» **Task instructions**: Extract every line that contains the string "lots".

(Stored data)

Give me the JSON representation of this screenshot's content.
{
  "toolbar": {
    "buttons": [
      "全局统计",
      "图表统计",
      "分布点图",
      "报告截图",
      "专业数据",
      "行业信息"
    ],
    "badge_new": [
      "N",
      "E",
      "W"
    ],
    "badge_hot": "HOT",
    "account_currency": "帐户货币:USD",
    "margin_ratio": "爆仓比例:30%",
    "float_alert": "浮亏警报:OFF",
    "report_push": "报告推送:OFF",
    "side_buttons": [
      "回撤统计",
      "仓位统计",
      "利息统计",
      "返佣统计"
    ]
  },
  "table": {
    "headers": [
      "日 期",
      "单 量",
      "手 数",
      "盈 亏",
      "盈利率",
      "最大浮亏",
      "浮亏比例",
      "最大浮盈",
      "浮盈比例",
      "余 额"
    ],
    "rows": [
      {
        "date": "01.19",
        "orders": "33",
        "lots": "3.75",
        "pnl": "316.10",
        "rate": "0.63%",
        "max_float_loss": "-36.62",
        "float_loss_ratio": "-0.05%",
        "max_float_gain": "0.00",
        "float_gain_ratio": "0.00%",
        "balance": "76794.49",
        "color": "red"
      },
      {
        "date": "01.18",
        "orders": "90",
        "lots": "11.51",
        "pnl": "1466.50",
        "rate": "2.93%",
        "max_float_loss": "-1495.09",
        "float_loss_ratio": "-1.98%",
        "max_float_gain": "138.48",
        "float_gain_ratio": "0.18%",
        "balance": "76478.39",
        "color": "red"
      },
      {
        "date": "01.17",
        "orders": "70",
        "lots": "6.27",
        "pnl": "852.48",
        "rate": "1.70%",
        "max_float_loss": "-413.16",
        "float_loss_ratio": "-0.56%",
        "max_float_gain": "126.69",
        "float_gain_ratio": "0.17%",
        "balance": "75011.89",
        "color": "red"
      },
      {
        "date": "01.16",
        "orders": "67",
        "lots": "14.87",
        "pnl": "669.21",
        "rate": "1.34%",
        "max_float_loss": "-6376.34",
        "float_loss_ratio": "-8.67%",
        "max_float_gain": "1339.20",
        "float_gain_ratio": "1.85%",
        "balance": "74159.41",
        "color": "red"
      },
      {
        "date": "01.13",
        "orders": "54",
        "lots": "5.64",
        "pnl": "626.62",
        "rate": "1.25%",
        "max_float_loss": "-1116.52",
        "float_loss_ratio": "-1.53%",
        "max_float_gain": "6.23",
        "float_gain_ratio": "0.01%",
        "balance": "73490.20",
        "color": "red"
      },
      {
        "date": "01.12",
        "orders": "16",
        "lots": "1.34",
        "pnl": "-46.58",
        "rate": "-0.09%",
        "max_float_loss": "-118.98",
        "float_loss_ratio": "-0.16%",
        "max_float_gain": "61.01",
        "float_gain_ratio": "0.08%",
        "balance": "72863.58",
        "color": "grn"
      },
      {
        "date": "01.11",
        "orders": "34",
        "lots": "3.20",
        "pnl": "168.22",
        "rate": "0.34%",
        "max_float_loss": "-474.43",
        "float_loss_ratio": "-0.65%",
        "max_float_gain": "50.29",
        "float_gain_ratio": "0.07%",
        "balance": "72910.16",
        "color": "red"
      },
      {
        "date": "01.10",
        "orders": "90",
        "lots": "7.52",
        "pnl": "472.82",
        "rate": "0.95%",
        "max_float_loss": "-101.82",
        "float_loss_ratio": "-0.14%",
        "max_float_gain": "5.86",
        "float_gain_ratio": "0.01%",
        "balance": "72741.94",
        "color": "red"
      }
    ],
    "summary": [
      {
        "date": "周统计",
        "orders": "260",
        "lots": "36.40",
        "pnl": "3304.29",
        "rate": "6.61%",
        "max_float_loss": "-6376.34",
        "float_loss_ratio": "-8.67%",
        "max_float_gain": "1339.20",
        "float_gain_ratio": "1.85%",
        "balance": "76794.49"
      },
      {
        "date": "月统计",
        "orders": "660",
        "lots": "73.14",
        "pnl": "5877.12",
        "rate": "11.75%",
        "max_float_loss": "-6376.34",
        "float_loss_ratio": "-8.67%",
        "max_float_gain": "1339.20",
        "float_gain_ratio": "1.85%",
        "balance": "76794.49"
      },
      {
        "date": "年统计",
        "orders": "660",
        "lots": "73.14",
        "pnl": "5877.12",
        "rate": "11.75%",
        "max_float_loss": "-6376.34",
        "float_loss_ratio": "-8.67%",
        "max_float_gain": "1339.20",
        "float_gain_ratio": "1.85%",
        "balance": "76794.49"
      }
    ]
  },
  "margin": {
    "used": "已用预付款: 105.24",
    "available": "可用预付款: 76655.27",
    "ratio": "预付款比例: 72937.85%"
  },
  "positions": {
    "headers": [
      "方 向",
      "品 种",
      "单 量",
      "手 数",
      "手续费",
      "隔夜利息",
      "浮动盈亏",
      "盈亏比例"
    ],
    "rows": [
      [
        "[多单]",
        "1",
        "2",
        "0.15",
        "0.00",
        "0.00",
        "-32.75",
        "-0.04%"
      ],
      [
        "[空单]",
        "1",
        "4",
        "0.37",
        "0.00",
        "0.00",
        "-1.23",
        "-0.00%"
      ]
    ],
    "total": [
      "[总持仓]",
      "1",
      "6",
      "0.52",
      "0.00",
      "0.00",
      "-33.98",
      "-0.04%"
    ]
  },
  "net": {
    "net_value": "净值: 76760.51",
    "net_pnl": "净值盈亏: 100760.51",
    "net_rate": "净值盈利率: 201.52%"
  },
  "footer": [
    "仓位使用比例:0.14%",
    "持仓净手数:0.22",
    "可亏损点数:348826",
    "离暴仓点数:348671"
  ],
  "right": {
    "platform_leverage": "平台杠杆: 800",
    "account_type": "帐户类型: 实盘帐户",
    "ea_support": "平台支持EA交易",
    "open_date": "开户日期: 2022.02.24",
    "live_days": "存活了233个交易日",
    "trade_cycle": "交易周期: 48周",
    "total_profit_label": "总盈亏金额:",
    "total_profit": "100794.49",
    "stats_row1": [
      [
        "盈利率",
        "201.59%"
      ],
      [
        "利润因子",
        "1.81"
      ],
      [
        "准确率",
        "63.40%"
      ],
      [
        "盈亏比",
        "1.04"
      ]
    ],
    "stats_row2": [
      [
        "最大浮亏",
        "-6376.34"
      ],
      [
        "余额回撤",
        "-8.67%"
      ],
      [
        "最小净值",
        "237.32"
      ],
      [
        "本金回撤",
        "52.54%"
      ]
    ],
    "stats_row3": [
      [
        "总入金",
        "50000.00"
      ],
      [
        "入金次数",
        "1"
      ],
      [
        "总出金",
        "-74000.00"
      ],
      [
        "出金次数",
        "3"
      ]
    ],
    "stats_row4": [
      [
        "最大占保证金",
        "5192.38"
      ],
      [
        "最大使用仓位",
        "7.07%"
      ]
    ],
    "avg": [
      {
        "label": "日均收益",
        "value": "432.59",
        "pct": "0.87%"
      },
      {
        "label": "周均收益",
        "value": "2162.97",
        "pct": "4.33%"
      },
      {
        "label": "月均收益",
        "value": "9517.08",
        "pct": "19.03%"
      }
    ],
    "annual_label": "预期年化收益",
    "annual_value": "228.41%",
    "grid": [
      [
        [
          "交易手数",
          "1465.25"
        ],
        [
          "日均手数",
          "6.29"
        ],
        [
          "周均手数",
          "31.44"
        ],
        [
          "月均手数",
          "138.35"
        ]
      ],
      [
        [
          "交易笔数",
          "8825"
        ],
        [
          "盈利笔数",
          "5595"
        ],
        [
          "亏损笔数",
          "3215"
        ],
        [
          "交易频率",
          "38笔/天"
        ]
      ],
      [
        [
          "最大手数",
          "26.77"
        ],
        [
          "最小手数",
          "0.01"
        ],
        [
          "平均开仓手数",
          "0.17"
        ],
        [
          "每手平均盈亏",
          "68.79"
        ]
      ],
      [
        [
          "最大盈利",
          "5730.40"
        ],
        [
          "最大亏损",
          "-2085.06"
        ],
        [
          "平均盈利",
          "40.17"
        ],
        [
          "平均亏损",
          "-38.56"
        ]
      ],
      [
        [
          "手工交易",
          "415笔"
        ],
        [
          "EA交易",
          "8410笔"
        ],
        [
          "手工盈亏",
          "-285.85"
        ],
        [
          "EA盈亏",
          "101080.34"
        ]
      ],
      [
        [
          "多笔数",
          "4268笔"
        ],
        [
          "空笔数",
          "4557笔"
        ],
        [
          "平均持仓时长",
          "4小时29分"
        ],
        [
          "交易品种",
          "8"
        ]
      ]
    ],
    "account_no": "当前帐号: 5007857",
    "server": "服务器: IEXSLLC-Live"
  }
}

» **Answer to this exercise**:
        "lots": "3.75",
        "lots": "11.51",
        "lots": "6.27",
        "lots": "14.87",
        "lots": "5.64",
        "lots": "1.34",
        "lots": "3.20",
        "lots": "7.52",
        "lots": "36.40",
        "lots": "73.14",
        "lots": "73.14",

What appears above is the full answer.